**Instructions to follow**
Which lines hold the word "title"? Copy each one.

**Records supplied**
◇ ◇ ◇

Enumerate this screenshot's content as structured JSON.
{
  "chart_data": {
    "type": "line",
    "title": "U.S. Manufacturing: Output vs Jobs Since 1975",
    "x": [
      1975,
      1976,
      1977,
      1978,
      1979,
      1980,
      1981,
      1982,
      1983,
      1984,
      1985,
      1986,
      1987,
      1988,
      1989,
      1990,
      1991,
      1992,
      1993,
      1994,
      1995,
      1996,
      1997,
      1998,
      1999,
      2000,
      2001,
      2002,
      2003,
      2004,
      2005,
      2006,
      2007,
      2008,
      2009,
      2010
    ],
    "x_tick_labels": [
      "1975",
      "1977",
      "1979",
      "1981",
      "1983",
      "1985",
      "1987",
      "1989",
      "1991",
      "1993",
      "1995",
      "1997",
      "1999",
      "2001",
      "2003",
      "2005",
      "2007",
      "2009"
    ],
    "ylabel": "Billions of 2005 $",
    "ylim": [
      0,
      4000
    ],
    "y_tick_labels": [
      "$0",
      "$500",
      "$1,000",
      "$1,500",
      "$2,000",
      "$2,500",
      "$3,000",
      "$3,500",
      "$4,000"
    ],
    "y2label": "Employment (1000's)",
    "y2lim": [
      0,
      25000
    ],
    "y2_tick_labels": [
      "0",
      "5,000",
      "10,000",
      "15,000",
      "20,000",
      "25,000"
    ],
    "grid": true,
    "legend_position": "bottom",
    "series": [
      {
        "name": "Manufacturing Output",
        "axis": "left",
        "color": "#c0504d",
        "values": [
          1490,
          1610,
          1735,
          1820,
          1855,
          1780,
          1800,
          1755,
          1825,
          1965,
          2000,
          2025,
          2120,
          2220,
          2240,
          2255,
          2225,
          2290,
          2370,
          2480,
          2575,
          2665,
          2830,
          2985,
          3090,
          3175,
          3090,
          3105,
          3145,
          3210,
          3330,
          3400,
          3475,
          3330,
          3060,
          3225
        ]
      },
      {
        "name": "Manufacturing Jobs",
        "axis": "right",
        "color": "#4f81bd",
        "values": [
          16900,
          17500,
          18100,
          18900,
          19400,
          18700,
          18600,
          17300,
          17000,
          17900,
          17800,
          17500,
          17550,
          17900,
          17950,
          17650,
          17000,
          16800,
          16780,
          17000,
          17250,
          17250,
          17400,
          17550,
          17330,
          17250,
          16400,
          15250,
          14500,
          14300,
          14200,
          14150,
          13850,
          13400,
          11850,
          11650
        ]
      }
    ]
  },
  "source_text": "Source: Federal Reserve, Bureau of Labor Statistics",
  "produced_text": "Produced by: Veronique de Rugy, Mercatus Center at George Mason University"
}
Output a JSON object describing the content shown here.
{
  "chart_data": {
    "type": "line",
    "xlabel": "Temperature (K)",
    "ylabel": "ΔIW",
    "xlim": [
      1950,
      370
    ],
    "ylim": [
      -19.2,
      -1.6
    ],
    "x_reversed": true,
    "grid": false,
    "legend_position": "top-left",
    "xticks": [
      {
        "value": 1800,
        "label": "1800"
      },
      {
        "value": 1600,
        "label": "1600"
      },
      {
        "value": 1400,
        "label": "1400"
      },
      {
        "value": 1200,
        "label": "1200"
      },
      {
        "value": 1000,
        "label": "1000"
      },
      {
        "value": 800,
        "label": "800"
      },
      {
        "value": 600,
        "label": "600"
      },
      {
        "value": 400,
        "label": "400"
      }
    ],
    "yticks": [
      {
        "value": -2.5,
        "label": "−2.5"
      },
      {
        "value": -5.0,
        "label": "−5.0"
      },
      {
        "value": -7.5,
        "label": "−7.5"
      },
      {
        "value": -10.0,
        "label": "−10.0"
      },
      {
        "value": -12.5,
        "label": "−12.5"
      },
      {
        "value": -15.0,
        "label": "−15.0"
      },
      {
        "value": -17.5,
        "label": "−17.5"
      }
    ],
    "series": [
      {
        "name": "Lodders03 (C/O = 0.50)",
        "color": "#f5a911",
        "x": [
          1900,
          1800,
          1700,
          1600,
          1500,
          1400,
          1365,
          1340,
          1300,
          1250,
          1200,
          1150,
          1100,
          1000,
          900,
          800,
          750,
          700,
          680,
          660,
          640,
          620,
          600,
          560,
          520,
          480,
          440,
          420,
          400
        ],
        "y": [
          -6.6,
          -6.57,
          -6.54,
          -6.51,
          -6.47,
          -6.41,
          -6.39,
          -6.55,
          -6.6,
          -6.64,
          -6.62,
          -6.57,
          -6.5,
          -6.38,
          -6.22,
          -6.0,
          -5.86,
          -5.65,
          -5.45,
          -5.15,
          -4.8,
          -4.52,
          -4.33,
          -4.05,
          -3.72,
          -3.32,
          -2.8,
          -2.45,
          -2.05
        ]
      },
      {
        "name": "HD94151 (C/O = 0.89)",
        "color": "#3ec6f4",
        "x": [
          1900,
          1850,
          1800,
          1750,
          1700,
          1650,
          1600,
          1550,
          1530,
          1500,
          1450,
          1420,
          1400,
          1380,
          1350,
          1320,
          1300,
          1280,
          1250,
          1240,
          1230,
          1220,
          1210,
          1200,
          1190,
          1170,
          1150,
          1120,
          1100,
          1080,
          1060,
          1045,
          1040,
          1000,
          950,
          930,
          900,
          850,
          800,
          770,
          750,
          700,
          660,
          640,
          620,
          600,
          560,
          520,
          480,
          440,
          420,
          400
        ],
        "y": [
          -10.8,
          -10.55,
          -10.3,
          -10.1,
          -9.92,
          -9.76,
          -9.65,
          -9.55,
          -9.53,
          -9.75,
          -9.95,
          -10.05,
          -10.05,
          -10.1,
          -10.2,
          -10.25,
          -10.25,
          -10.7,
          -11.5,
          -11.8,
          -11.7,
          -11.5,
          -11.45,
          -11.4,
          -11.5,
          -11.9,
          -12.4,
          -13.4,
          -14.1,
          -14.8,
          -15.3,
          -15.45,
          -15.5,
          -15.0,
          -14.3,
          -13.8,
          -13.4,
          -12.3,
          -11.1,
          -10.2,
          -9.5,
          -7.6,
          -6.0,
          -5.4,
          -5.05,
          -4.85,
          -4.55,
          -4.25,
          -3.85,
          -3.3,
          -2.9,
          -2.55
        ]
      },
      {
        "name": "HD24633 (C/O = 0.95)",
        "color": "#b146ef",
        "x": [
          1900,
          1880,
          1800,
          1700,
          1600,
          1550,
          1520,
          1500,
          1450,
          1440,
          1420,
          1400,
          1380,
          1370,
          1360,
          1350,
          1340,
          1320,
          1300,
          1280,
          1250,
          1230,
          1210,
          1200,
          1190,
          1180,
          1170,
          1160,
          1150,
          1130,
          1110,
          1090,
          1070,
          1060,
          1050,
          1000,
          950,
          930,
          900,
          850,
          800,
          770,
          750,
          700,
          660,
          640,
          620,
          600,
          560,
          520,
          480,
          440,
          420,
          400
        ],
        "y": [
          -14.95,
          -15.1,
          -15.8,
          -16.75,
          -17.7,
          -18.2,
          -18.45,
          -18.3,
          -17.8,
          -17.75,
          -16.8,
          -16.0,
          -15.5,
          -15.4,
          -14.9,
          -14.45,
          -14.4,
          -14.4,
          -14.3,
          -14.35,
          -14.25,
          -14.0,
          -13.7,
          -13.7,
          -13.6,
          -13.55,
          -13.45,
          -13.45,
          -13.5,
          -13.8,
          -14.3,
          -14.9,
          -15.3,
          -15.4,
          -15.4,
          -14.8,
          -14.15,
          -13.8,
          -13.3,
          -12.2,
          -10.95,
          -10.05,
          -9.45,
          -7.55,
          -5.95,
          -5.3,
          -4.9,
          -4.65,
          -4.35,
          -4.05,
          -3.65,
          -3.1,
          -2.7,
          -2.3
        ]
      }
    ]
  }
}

◇ ◇ ◇

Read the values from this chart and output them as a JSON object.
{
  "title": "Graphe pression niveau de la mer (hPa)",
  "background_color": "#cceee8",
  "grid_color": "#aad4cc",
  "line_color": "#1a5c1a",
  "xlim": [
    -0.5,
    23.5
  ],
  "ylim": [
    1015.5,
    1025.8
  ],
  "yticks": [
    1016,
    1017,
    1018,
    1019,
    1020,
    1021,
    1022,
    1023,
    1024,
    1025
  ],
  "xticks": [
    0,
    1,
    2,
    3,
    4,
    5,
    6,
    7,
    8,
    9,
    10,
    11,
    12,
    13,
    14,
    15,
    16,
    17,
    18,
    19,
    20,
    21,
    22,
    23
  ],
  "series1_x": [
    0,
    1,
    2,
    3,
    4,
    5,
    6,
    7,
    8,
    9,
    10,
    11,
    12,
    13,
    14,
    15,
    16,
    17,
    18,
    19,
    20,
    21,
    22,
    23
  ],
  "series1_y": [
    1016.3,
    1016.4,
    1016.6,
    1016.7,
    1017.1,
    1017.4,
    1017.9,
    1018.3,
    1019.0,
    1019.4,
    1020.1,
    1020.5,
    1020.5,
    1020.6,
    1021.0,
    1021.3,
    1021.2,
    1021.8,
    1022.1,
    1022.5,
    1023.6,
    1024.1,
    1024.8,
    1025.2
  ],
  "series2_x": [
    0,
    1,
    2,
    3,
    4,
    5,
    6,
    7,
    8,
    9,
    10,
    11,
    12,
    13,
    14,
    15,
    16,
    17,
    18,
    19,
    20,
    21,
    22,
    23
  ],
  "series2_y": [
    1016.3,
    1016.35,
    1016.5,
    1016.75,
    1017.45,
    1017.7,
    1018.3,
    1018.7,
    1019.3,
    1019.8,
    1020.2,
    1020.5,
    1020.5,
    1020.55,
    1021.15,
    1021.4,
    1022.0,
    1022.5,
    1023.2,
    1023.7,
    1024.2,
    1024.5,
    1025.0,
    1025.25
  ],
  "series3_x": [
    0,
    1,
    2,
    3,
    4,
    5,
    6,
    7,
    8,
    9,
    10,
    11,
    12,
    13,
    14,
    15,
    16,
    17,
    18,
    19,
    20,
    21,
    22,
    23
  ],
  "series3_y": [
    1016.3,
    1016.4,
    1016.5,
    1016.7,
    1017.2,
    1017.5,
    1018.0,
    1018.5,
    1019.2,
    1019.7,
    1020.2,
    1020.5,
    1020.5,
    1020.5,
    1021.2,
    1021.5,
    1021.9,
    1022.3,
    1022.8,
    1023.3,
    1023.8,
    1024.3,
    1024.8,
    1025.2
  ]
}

◇ ◇ ◇

**Result of this task**
    "title": "U.S. Manufacturing: Output vs Jobs Since 1975",
  "title": "Graphe pression niveau de la mer (hPa)",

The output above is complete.